• _INSTRUCTION_
Repeat every entry word for word, skipping the pictures.

==== DATA FOR THIS TASK

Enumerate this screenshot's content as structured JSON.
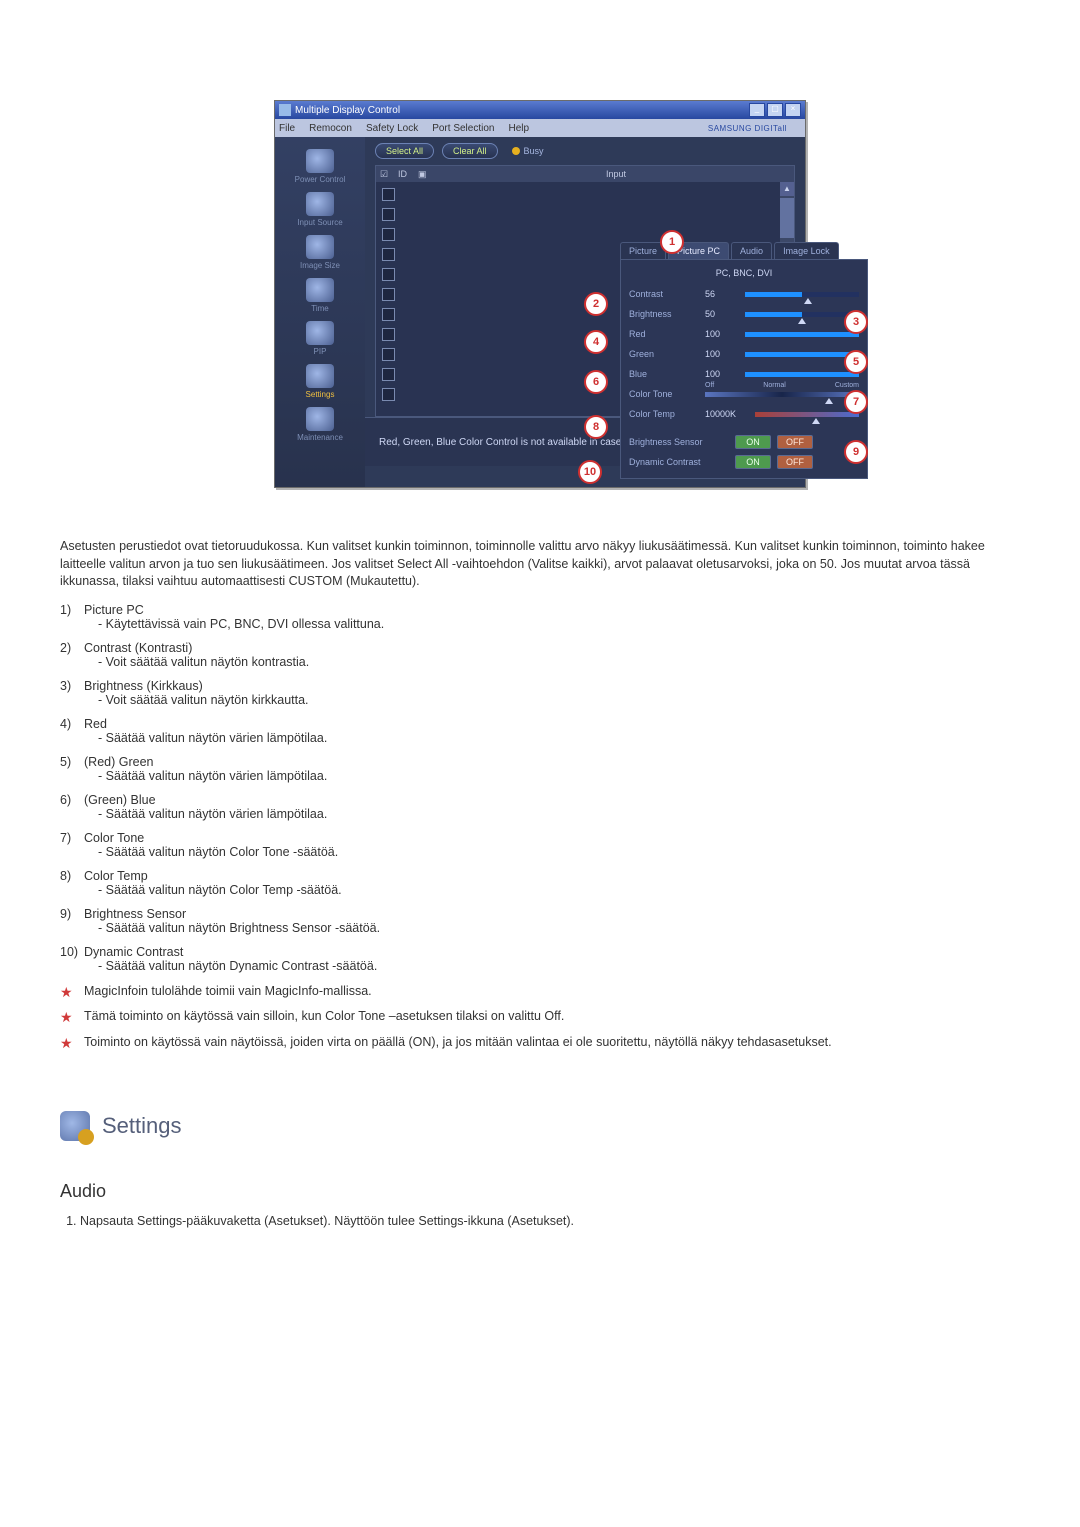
{
  "app": {
    "title": "Multiple Display Control",
    "menu": [
      "File",
      "Remocon",
      "Safety Lock",
      "Port Selection",
      "Help"
    ],
    "brand": "SAMSUNG DIGITall"
  },
  "sidebar": {
    "items": [
      {
        "label": "Power Control"
      },
      {
        "label": "Input Source"
      },
      {
        "label": "Image Size"
      },
      {
        "label": "Time"
      },
      {
        "label": "PIP"
      },
      {
        "label": "Settings"
      },
      {
        "label": "Maintenance"
      }
    ]
  },
  "buttons": {
    "select_all": "Select All",
    "clear_all": "Clear All",
    "busy": "Busy"
  },
  "listheader": {
    "id": "ID",
    "input": "Input"
  },
  "tabs": {
    "picture": "Picture",
    "picture_pc": "Picture PC",
    "audio": "Audio",
    "image_lock": "Image Lock"
  },
  "panel": {
    "subheader": "PC, BNC, DVI",
    "contrast": {
      "label": "Contrast",
      "value": "56"
    },
    "brightness": {
      "label": "Brightness",
      "value": "50"
    },
    "red": {
      "label": "Red",
      "value": "100"
    },
    "green": {
      "label": "Green",
      "value": "100"
    },
    "blue": {
      "label": "Blue",
      "value": "100"
    },
    "color_tone": {
      "label": "Color Tone",
      "opts": [
        "Off",
        "Normal",
        "Custom"
      ]
    },
    "color_temp": {
      "label": "Color Temp",
      "value": "10000K"
    },
    "brightness_sensor": {
      "label": "Brightness Sensor"
    },
    "dynamic_contrast": {
      "label": "Dynamic Contrast"
    },
    "on": "ON",
    "off": "OFF"
  },
  "footer_note": "Red, Green, Blue Color Control is not available in case of DVI Source.",
  "callouts": [
    "1",
    "2",
    "3",
    "4",
    "5",
    "6",
    "7",
    "8",
    "9",
    "10"
  ],
  "description": {
    "intro": "Asetusten perustiedot ovat tietoruudukossa. Kun valitset kunkin toiminnon, toiminnolle valittu arvo näkyy liukusäätimessä. Kun valitset kunkin toiminnon, toiminto hakee laitteelle valitun arvon ja tuo sen liukusäätimeen. Jos valitset Select All -vaihtoehdon (Valitse kaikki), arvot palaavat oletusarvoksi, joka on 50. Jos muutat arvoa tässä ikkunassa, tilaksi vaihtuu automaattisesti CUSTOM (Mukautettu).",
    "items": [
      {
        "title": "Picture PC",
        "sub": "- Käytettävissä vain PC, BNC, DVI ollessa valittuna."
      },
      {
        "title": "Contrast (Kontrasti)",
        "sub": "- Voit säätää valitun näytön kontrastia."
      },
      {
        "title": "Brightness (Kirkkaus)",
        "sub": "- Voit säätää valitun näytön kirkkautta."
      },
      {
        "title": "Red",
        "sub": "- Säätää valitun näytön värien lämpötilaa."
      },
      {
        "title": "(Red) Green",
        "sub": "- Säätää valitun näytön värien lämpötilaa."
      },
      {
        "title": "(Green) Blue",
        "sub": "- Säätää valitun näytön värien lämpötilaa."
      },
      {
        "title": "Color Tone",
        "sub": "- Säätää valitun näytön Color Tone -säätöä."
      },
      {
        "title": "Color Temp",
        "sub": "- Säätää valitun näytön Color Temp -säätöä."
      },
      {
        "title": "Brightness Sensor",
        "sub": "- Säätää valitun näytön Brightness Sensor -säätöä."
      },
      {
        "title": "Dynamic Contrast",
        "sub": "- Säätää valitun näytön Dynamic Contrast -säätöä."
      }
    ],
    "stars": [
      "MagicInfoin tulolähde toimii vain MagicInfo-mallissa.",
      "Tämä toiminto on käytössä vain silloin, kun Color Tone –asetuksen tilaksi on valittu Off.",
      "Toiminto on käytössä vain näytöissä, joiden virta on päällä (ON), ja jos mitään valintaa ei ole suoritettu, näytöllä näkyy tehdasasetukset."
    ]
  },
  "section": {
    "settings": "Settings",
    "audio": "Audio"
  },
  "steps": {
    "s1": "Napsauta Settings-pääkuvaketta (Asetukset). Näyttöön tulee Settings-ikkuna (Asetukset)."
  }
}
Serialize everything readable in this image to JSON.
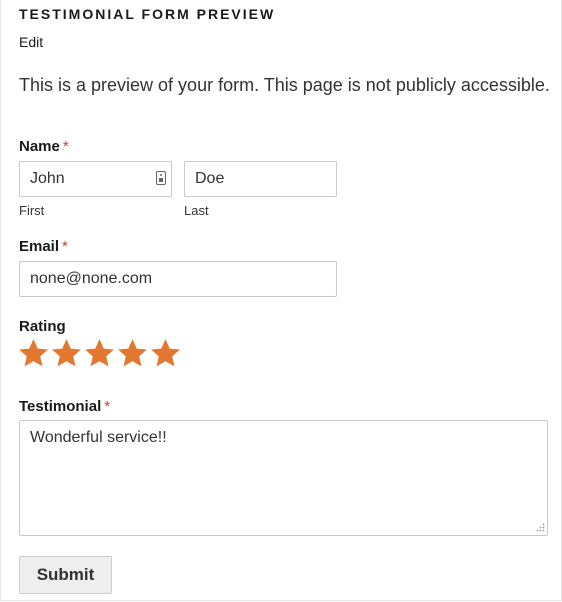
{
  "page": {
    "title": "TESTIMONIAL FORM PREVIEW",
    "edit_label": "Edit",
    "notice": "This is a preview of your form. This page is not publicly accessible."
  },
  "form": {
    "name": {
      "label": "Name",
      "required_mark": "*",
      "first_value": "John",
      "first_sublabel": "First",
      "last_value": "Doe",
      "last_sublabel": "Last"
    },
    "email": {
      "label": "Email",
      "required_mark": "*",
      "value": "none@none.com"
    },
    "rating": {
      "label": "Rating",
      "value": 5,
      "max": 5,
      "star_color": "#e27730"
    },
    "testimonial": {
      "label": "Testimonial",
      "required_mark": "*",
      "value": "Wonderful service!!"
    },
    "submit_label": "Submit"
  },
  "icons": {
    "autofill": "contact-card-icon",
    "star": "star-icon",
    "resize": "resize-grip-icon"
  },
  "colors": {
    "required": "#d63638",
    "star": "#e27730",
    "button_bg": "#eeeeee",
    "border": "#c8c8c8"
  }
}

========

• _THE COMPLETED TASK_
Enumerate this screenshot's content as structured JSON.
{
  "app": {
    "title": "Multiple Display Control",
    "menu": [
      "File",
      "Remocon",
      "Safety Lock",
      "Port Selection",
      "Help"
    ],
    "brand": "SAMSUNG DIGITall"
  },
  "sidebar": {
    "items": [
      {
        "label": "Power Control"
      },
      {
        "label": "Input Source"
      },
      {
        "label": "Image Size"
      },
      {
        "label": "Time"
      },
      {
        "label": "PIP"
      },
      {
        "label": "Settings"
      },
      {
        "label": "Maintenance"
      }
    ]
  },
  "buttons": {
    "select_all": "Select All",
    "clear_all": "Clear All",
    "busy": "Busy"
  },
  "listheader": {
    "id": "ID",
    "input": "Input"
  },
  "tabs": {
    "picture": "Picture",
    "picture_pc": "Picture PC",
    "audio": "Audio",
    "image_lock": "Image Lock"
  },
  "panel": {
    "subheader": "PC, BNC, DVI",
    "contrast": {
      "label": "Contrast",
      "value": "56"
    },
    "brightness": {
      "label": "Brightness",
      "value": "50"
    },
    "red": {
      "label": "Red",
      "value": "100"
    },
    "green": {
      "label": "Green",
      "value": "100"
    },
    "blue": {
      "label": "Blue",
      "value": "100"
    },
    "color_tone": {
      "label": "Color Tone",
      "opts": [
        "Off",
        "Normal",
        "Custom"
      ]
    },
    "color_temp": {
      "label": "Color Temp",
      "value": "10000K"
    },
    "brightness_sensor": {
      "label": "Brightness Sensor"
    },
    "dynamic_contrast": {
      "label": "Dynamic Contrast"
    },
    "on": "ON",
    "off": "OFF"
  },
  "footer_note": "Red, Green, Blue Color Control is not available in case of DVI Source.",
  "callouts": [
    "1",
    "2",
    "3",
    "4",
    "5",
    "6",
    "7",
    "8",
    "9",
    "10"
  ],
  "description": {
    "intro": "Asetusten perustiedot ovat tietoruudukossa. Kun valitset kunkin toiminnon, toiminnolle valittu arvo näkyy liukusäätimessä. Kun valitset kunkin toiminnon, toiminto hakee laitteelle valitun arvon ja tuo sen liukusäätimeen. Jos valitset Select All -vaihtoehdon (Valitse kaikki), arvot palaavat oletusarvoksi, joka on 50. Jos muutat arvoa tässä ikkunassa, tilaksi vaihtuu automaattisesti CUSTOM (Mukautettu).",
    "items": [
      {
        "title": "Picture PC",
        "sub": "- Käytettävissä vain PC, BNC, DVI ollessa valittuna."
      },
      {
        "title": "Contrast (Kontrasti)",
        "sub": "- Voit säätää valitun näytön kontrastia."
      },
      {
        "title": "Brightness (Kirkkaus)",
        "sub": "- Voit säätää valitun näytön kirkkautta."
      },
      {
        "title": "Red",
        "sub": "- Säätää valitun näytön värien lämpötilaa."
      },
      {
        "title": "(Red) Green",
        "sub": "- Säätää valitun näytön värien lämpötilaa."
      },
      {
        "title": "(Green) Blue",
        "sub": "- Säätää valitun näytön värien lämpötilaa."
      },
      {
        "title": "Color Tone",
        "sub": "- Säätää valitun näytön Color Tone -säätöä."
      },
      {
        "title": "Color Temp",
        "sub": "- Säätää valitun näytön Color Temp -säätöä."
      },
      {
        "title": "Brightness Sensor",
        "sub": "- Säätää valitun näytön Brightness Sensor -säätöä."
      },
      {
        "title": "Dynamic Contrast",
        "sub": "- Säätää valitun näytön Dynamic Contrast -säätöä."
      }
    ],
    "stars": [
      "MagicInfoin tulolähde toimii vain MagicInfo-mallissa.",
      "Tämä toiminto on käytössä vain silloin, kun Color Tone –asetuksen tilaksi on valittu Off.",
      "Toiminto on käytössä vain näytöissä, joiden virta on päällä (ON), ja jos mitään valintaa ei ole suoritettu, näytöllä näkyy tehdasasetukset."
    ]
  },
  "section": {
    "settings": "Settings",
    "audio": "Audio"
  },
  "steps": {
    "s1": "Napsauta Settings-pääkuvaketta (Asetukset). Näyttöön tulee Settings-ikkuna (Asetukset)."
  }
}
Serialize everything readable in this image to JSON.
{
  "page": {
    "title": "TESTIMONIAL FORM PREVIEW",
    "edit_label": "Edit",
    "notice": "This is a preview of your form. This page is not publicly accessible."
  },
  "form": {
    "name": {
      "label": "Name",
      "required_mark": "*",
      "first_value": "John",
      "first_sublabel": "First",
      "last_value": "Doe",
      "last_sublabel": "Last"
    },
    "email": {
      "label": "Email",
      "required_mark": "*",
      "value": "none@none.com"
    },
    "rating": {
      "label": "Rating",
      "value": 5,
      "max": 5,
      "star_color": "#e27730"
    },
    "testimonial": {
      "label": "Testimonial",
      "required_mark": "*",
      "value": "Wonderful service!!"
    },
    "submit_label": "Submit"
  },
  "icons": {
    "autofill": "contact-card-icon",
    "star": "star-icon",
    "resize": "resize-grip-icon"
  },
  "colors": {
    "required": "#d63638",
    "star": "#e27730",
    "button_bg": "#eeeeee",
    "border": "#c8c8c8"
  }
}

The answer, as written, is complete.